-- begin --
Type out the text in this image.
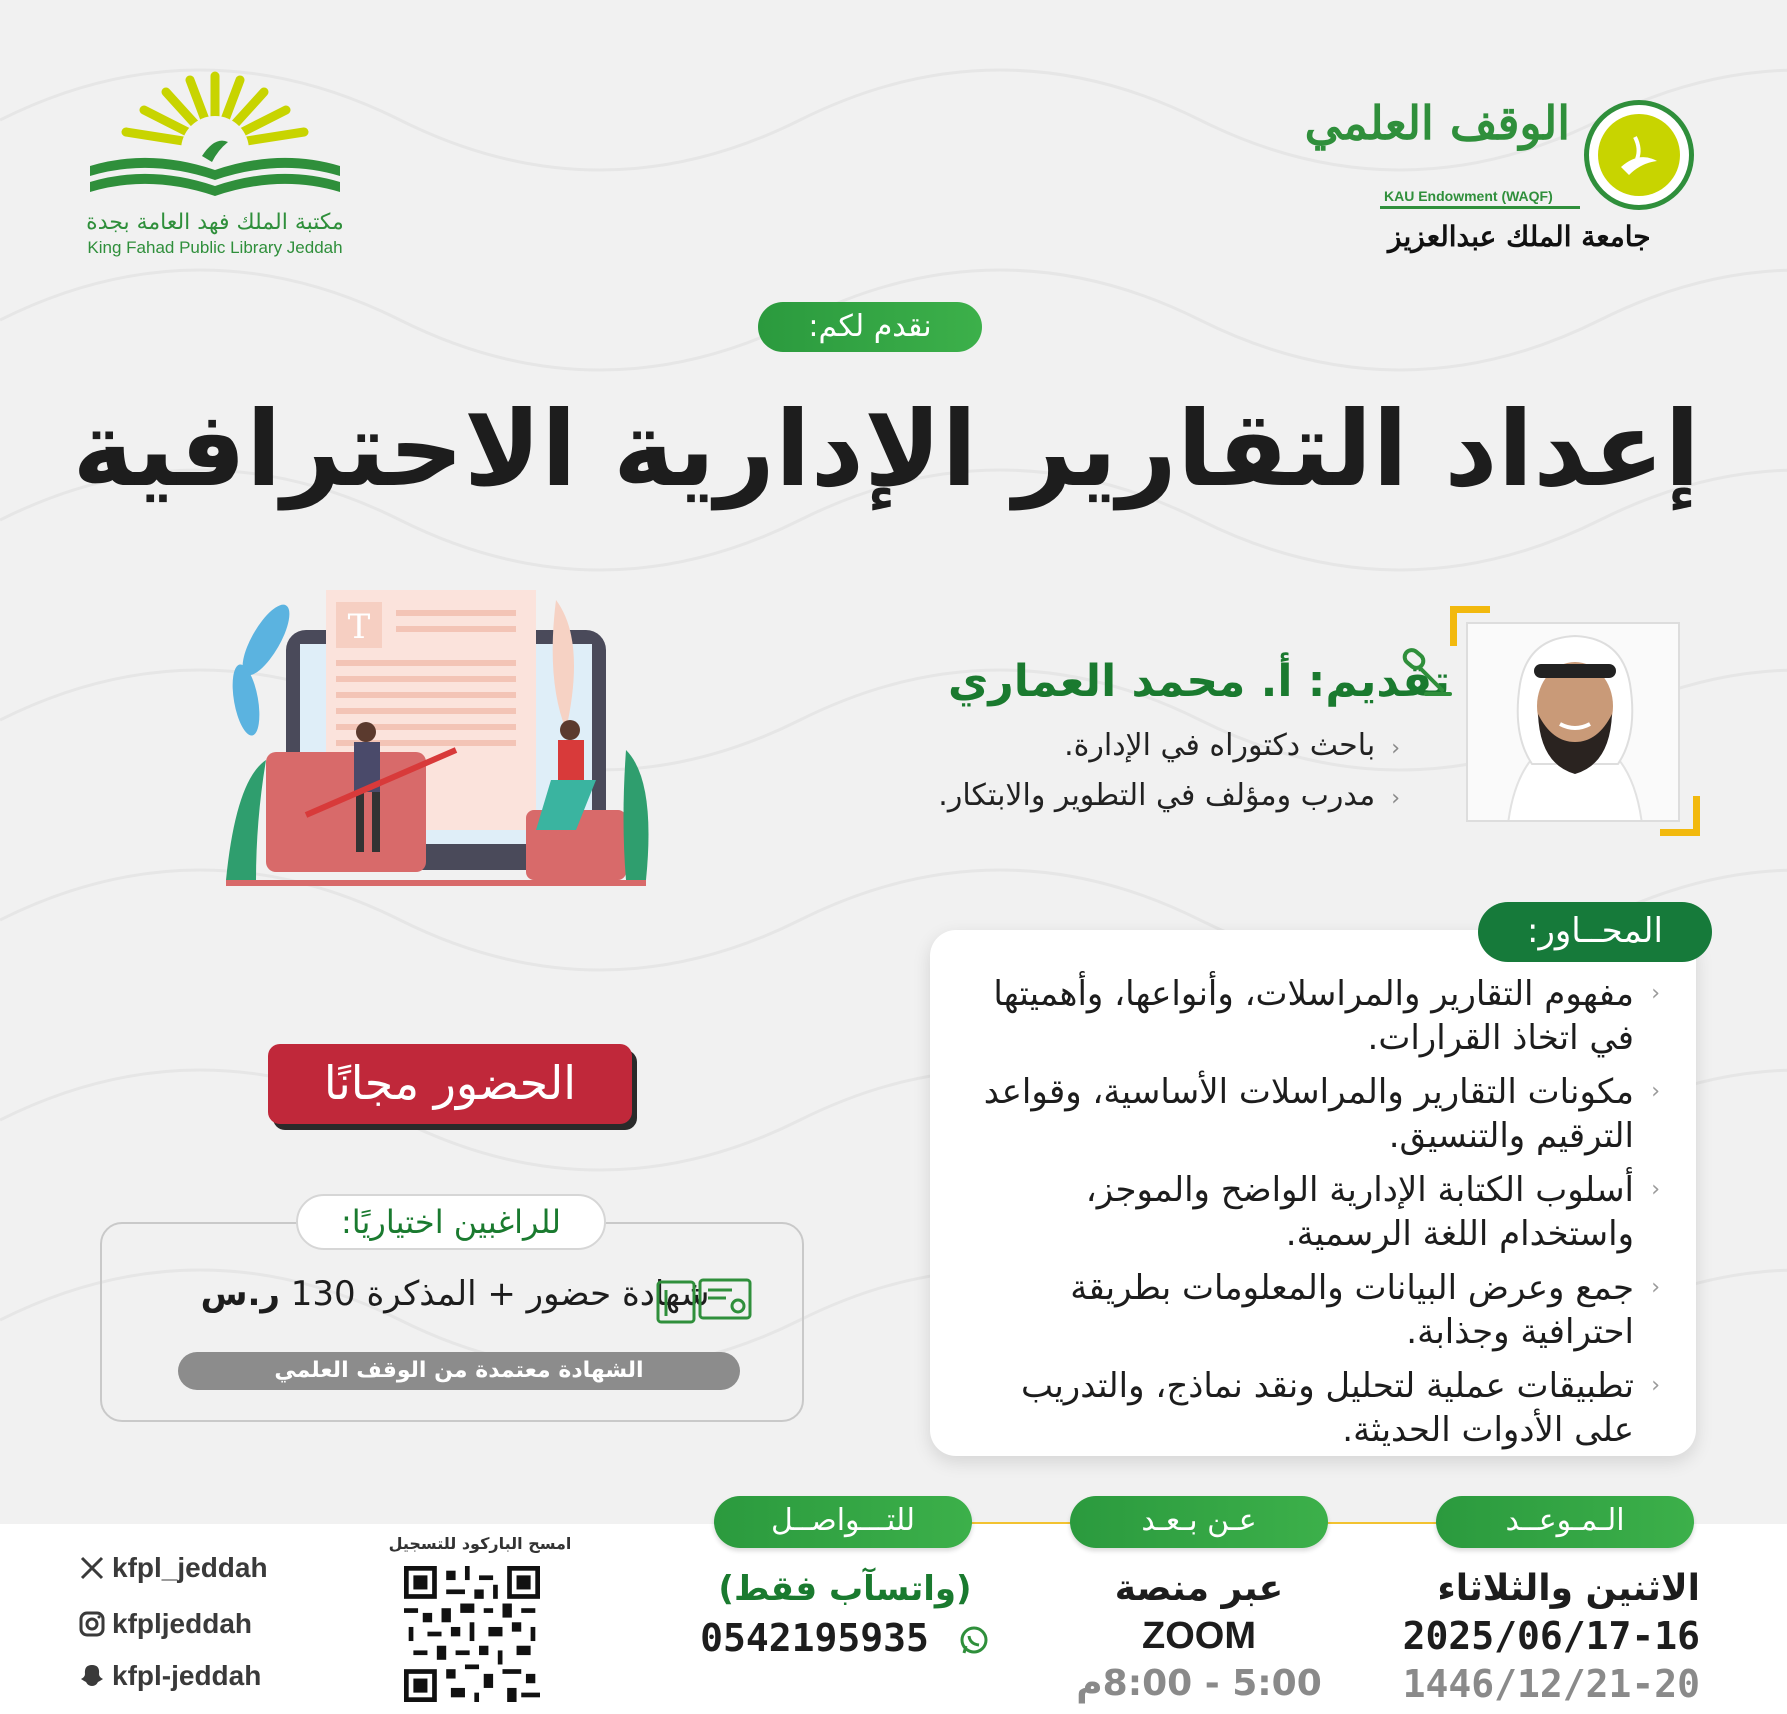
مكتبة الملك فهد العامة بجدة
King Fahad Public Library Jeddah
الوقف العلمي
KAU Endowment (WAQF)
جامعة الملك عبدالعزيز
نقدم لكم:
إعداد التقارير الإدارية الاحترافية
T
تقديم: أ. محمد العماري
‹باحث دكتوراه في الإدارة.
‹مدرب ومؤلف في التطوير والابتكار.
الحضور مجانًا
للراغبين اختياريًا:
شهادة حضور + المذكرة 130 ر.س
الشهادة معتمدة من الوقف العلمي
المحــاور:
‹
مفهوم التقارير والمراسلات، وأنواعها، وأهميتها في اتخاذ القرارات.
‹
مكونات التقارير والمراسلات الأساسية، وقواعد الترقيم والتنسيق.
‹
أسلوب الكتابة الإدارية الواضح والموجز، واستخدام اللغة الرسمية.
‹
جمع وعرض البيانات والمعلومات بطريقة احترافية وجذابة.
‹
تطبيقات عملية لتحليل ونقد نماذج، والتدريب على الأدوات الحديثة.
الـمـوعــد
عـن بـعـد
للتـــواصــل
الاثنين والثلاثاء
2025/06/17-16
1446/12/21-20
عبر منصة
ZOOM
5:00 - 8:00م
(واتسآب فقط)
0542195935
امسح الباركود للتسجيل
kfpl_jeddah
kfpljeddah
kfpl-jeddah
-- end --
- [What is expected]: Repeat the data above exactly, but not the pictures.

- [Task response]:
Type out the text in this image.
مكتبة الملك فهد العامة بجدة
King Fahad Public Library Jeddah
الوقف العلمي
KAU Endowment (WAQF)
جامعة الملك عبدالعزيز
نقدم لكم:
إعداد التقارير الإدارية الاحترافية
T
تقديم: أ. محمد العماري
‹باحث دكتوراه في الإدارة.
‹مدرب ومؤلف في التطوير والابتكار.
الحضور مجانًا
للراغبين اختياريًا:
شهادة حضور + المذكرة 130 ر.س
الشهادة معتمدة من الوقف العلمي
المحــاور:
‹
مفهوم التقارير والمراسلات، وأنواعها، وأهميتها في اتخاذ القرارات.
‹
مكونات التقارير والمراسلات الأساسية، وقواعد الترقيم والتنسيق.
‹
أسلوب الكتابة الإدارية الواضح والموجز، واستخدام اللغة الرسمية.
‹
جمع وعرض البيانات والمعلومات بطريقة احترافية وجذابة.
‹
تطبيقات عملية لتحليل ونقد نماذج، والتدريب على الأدوات الحديثة.
الـمـوعــد
عـن بـعـد
للتـــواصــل
الاثنين والثلاثاء
2025/06/17-16
1446/12/21-20
عبر منصة
ZOOM
5:00 - 8:00م
(واتسآب فقط)
0542195935
امسح الباركود للتسجيل
kfpl_jeddah
kfpljeddah
kfpl-jeddah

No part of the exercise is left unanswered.